Here are some entries; quote each one exactly.

::::::::::

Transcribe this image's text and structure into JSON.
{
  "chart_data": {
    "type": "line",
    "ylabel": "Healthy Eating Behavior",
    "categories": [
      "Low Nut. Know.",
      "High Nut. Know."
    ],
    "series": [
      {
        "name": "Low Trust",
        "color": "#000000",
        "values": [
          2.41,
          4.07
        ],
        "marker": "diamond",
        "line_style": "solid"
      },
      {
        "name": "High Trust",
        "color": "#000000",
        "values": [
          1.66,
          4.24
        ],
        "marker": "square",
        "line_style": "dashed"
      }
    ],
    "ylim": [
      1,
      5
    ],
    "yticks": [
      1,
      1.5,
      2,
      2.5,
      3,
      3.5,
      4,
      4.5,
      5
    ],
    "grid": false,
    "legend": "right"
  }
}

::::::::::

*Exercise output*.
Transcribe this image's text and structure into JSON.
{
  "chart_data": {
    "type": "line",
    "ylabel": "Healthy Eating Behavior",
    "categories": [
      "Low Nut. Know.",
      "High Nut. Know."
    ],
    "series": [
      {
        "name": "Low Trust",
        "color": "#000000",
        "values": [
          2.41,
          4.07
        ],
        "marker": "diamond",
        "line_style": "solid"
      },
      {
        "name": "High Trust",
        "color": "#000000",
        "values": [
          1.66,
          4.24
        ],
        "marker": "square",
        "line_style": "dashed"
      }
    ],
    "ylim": [
      1,
      5
    ],
    "yticks": [
      1,
      1.5,
      2,
      2.5,
      3,
      3.5,
      4,
      4.5,
      5
    ],
    "grid": false,
    "legend": "right"
  }
}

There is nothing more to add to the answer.